# TASK:
Pictures aside, quote the whole listing exactly.

☆ ☆ ☆ ☆ ☆ ☆ ☆

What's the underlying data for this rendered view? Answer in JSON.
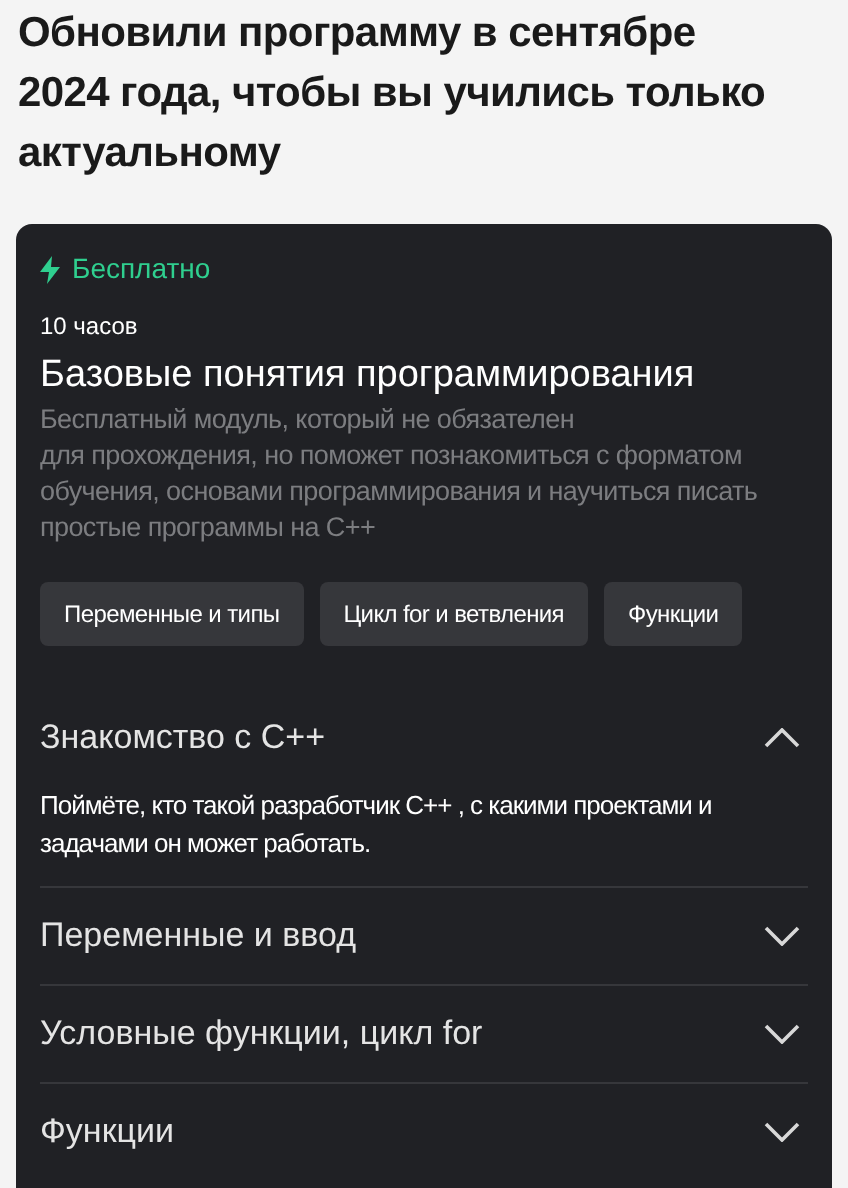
{
  "heading": "Обновили программу в сентябре 2024 года, чтобы вы учились только актуальному",
  "card": {
    "badge": "Бесплатно",
    "duration": "10 часов",
    "title": "Базовые понятия программирования",
    "description": "Бесплатный модуль, который не обязателен\nдля прохождения, но поможет познакомиться с форматом обучения, основами программирования и научиться писать простые программы на C++",
    "tags": [
      "Переменные и типы",
      "Цикл for и ветвления",
      "Функции"
    ],
    "sections": [
      {
        "title": "Знакомство с C++",
        "expanded": true,
        "description": "Поймёте, кто такой разработчик C++ , с какими проектами и задачами он может работать."
      },
      {
        "title": "Переменные и ввод",
        "expanded": false
      },
      {
        "title": "Условные функции, цикл for",
        "expanded": false
      },
      {
        "title": "Функции",
        "expanded": false
      }
    ]
  }
}
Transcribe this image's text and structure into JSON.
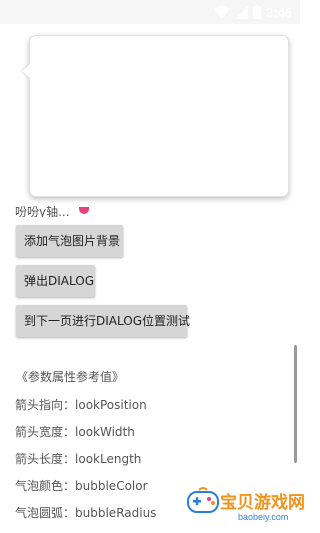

☆ ☆ ☆ ☆ ☆ ☆ ☆

# SOLVED PROBLEM:
What's the underlying data for this rendered view? Answer in JSON.
{
  "heading": "Обновили программу в сентябре 2024 года, чтобы вы учились только актуальному",
  "card": {
    "badge": "Бесплатно",
    "duration": "10 часов",
    "title": "Базовые понятия программирования",
    "description": "Бесплатный модуль, который не обязателен\nдля прохождения, но поможет познакомиться с форматом обучения, основами программирования и научиться писать простые программы на C++",
    "tags": [
      "Переменные и типы",
      "Цикл for и ветвления",
      "Функции"
    ],
    "sections": [
      {
        "title": "Знакомство с C++",
        "expanded": true,
        "description": "Поймёте, кто такой разработчик C++ , с какими проектами и задачами он может работать."
      },
      {
        "title": "Переменные и ввод",
        "expanded": false
      },
      {
        "title": "Условные функции, цикл for",
        "expanded": false
      },
      {
        "title": "Функции",
        "expanded": false
      }
    ]
  }
}
Transcribe this image's text and structure into JSON.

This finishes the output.